THE REQUEST
Report all lines from the entries below in which "text" appears.
BEGIN
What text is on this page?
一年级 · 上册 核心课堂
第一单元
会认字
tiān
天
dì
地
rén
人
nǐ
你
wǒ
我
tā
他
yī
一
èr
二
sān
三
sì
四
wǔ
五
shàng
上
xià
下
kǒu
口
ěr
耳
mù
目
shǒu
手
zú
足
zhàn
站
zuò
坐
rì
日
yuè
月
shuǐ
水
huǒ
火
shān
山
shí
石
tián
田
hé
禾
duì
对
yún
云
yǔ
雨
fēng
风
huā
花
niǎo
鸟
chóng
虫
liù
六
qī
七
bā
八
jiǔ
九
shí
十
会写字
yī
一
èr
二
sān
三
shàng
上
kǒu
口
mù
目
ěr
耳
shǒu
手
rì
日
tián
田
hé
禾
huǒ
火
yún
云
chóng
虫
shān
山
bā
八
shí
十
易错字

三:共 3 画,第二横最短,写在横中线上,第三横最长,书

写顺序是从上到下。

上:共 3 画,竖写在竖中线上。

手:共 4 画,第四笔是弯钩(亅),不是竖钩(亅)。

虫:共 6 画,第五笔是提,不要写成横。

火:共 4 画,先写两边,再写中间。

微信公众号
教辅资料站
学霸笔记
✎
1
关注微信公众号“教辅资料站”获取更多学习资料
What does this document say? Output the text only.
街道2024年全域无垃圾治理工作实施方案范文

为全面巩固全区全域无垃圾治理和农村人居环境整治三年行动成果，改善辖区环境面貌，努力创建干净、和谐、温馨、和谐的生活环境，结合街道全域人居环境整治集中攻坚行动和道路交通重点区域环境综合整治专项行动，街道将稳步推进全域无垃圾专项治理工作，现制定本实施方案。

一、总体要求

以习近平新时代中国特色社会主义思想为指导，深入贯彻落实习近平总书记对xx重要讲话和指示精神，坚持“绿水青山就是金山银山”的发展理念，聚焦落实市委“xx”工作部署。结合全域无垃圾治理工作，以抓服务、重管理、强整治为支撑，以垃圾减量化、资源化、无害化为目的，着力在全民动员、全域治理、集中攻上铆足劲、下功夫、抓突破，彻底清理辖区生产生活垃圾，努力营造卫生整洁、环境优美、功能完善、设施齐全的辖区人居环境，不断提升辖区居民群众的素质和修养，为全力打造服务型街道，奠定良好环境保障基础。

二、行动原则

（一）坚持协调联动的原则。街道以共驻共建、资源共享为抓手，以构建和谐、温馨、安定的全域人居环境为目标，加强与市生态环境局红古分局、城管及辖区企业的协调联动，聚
END
EXERCISE RESPONSE
What text is on this page?
What does this document say? Output the text only.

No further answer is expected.